— Teks Dokumen —
-=-=-=-=-
Kalimat Nardi untuk Ebi, menanggapi Johan, ini memang benar. Menikah tidak hanya “halal”, tapi juga komitmen hidup. Apakah bisa bertahan di berbagai kondisi (keuangan, perubahan fisik pasangan), dan bagaimana mengelola emosi, mental, sampai rasa bosan. Bukan hal sepele. Belum lagi jika dikaitkan dengan lingkungan tempat tinggal, apakah lingkungan itu sehat, apakah politik dan kondisi negeri nyaman, hingga keramahan lingkungan (polusi, sampah) di masa depan. Banyak hal yang menjadi pikiran. Dan entah kapan jawabannya akan datang. Hal ini yang kemudian menyebabkan generasi masa kini, yang ngebet menikah semakin ngebet (dengan berbagai akun hijrah tentang menghindari zina dan permintaan keluarga), dan yang menghindar semakin menghindar (terus berpikir mengenai kemapanan, kondisi sosial-lingkungan-politik, atau karena hal pribadi).
-=-=-=-=-
— Baris Dataset —
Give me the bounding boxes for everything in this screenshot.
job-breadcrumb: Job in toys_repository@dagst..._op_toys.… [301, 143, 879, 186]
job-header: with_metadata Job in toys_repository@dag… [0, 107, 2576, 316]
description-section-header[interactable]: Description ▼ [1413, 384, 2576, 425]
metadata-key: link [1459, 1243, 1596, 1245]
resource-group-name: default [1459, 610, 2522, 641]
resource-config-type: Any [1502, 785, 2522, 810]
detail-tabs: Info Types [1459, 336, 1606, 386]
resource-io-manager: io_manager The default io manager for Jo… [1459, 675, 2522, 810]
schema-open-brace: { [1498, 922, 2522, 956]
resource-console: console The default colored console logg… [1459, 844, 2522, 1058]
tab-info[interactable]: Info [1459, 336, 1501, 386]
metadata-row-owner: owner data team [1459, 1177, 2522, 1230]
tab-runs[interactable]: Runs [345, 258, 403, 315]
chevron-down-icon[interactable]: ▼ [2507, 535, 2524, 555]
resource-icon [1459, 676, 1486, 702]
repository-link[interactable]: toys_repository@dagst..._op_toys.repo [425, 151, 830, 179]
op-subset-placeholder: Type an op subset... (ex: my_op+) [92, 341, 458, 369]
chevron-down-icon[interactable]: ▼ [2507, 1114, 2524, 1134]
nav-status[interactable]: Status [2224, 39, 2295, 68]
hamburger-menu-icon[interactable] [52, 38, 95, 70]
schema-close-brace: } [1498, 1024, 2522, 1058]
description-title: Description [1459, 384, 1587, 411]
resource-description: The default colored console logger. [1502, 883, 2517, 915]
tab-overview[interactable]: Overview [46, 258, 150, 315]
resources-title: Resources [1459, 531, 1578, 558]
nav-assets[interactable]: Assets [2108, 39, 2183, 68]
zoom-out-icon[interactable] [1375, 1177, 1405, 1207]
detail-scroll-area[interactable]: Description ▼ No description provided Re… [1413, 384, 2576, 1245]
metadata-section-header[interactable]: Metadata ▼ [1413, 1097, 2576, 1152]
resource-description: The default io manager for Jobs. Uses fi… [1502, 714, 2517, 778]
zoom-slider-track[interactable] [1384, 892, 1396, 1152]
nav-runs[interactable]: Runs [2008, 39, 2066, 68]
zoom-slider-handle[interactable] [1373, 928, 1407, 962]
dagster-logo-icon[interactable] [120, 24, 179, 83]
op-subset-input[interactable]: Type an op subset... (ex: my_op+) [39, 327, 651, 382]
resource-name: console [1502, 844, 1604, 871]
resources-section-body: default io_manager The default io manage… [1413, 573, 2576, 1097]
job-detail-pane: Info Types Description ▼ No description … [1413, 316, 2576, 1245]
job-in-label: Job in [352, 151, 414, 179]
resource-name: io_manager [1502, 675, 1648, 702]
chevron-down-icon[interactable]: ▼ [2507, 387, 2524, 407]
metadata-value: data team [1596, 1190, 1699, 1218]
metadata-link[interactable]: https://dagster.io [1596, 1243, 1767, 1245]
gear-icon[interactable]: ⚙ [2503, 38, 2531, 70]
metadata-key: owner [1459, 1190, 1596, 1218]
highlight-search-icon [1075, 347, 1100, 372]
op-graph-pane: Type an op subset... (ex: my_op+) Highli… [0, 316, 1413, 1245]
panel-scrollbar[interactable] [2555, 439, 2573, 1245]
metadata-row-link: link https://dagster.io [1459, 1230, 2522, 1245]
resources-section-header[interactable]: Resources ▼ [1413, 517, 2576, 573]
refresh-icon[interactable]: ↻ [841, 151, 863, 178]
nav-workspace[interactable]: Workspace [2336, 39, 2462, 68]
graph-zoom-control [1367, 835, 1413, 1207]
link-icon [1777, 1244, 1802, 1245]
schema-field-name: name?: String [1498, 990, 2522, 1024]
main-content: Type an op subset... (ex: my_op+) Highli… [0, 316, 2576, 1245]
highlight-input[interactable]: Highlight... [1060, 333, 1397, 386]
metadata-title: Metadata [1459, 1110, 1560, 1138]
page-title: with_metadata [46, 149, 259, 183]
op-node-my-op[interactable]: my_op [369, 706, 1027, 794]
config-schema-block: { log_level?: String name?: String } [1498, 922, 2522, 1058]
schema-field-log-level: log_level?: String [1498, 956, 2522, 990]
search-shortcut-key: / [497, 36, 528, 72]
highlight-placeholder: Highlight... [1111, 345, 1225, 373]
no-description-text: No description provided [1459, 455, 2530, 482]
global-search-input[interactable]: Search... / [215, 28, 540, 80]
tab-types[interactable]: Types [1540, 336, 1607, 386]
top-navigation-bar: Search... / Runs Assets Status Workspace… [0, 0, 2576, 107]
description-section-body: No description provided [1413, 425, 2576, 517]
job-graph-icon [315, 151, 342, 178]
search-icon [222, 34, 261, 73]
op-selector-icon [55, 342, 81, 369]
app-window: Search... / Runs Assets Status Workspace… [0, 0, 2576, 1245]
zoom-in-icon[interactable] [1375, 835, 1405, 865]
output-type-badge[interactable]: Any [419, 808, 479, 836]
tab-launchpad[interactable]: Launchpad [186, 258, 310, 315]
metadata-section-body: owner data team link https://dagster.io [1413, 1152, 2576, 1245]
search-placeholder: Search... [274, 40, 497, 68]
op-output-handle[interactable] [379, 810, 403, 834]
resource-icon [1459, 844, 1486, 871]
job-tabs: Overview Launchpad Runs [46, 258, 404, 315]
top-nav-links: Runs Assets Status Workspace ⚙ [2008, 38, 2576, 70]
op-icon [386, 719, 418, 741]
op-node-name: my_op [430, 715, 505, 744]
-=-=-=-=-
— Arahan Tugas —
(A) Tentukan apakah setiap pernyataan berikut sesuai dengan teks tentang pernikahan, lalu jawab ya atau tidak dan kutip kata-kata penentunya dari teks itu. (i) Menikah hanya soal "halal". (ii) Polusi dan sampah disebut dalam kaitan dengan keramahan lingkungan di masa depan. (iii) Generasi masa kini yang menghindari pernikahan disebut semakin menghindar.
(B) Lanjutkan teks tentang pernikahan mulai setelah kalimat terakhirnya.

— Jawaban per Tugas —
(A)
(i) Tidak. "Menikah tidak hanya “halal”, tapi juga komitmen hidup."
(ii) Ya. "hingga keramahan lingkungan (polusi, sampah) di masa depan"
(iii) Ya. "dan yang menghindar semakin menghindar"

(B)
Dan aku? Semakin bingung harus bagaimana. Di satu sisi, aku belajar bahwa rezeki akan datang di kemudian hari. Namun pribadiku juga menyadari, dalam hubungan saja, aku kerap merasa bosan dan “lari”. Bagaimana saat menikah nanti?

Baiklah.. sepertinya aku harus berhenti. Tulisan ini impulsif, tidak ada kerangka. Hanya menuliskan apa yang kupikirkan. Semoga ada poin yang bisa diambil. Bye..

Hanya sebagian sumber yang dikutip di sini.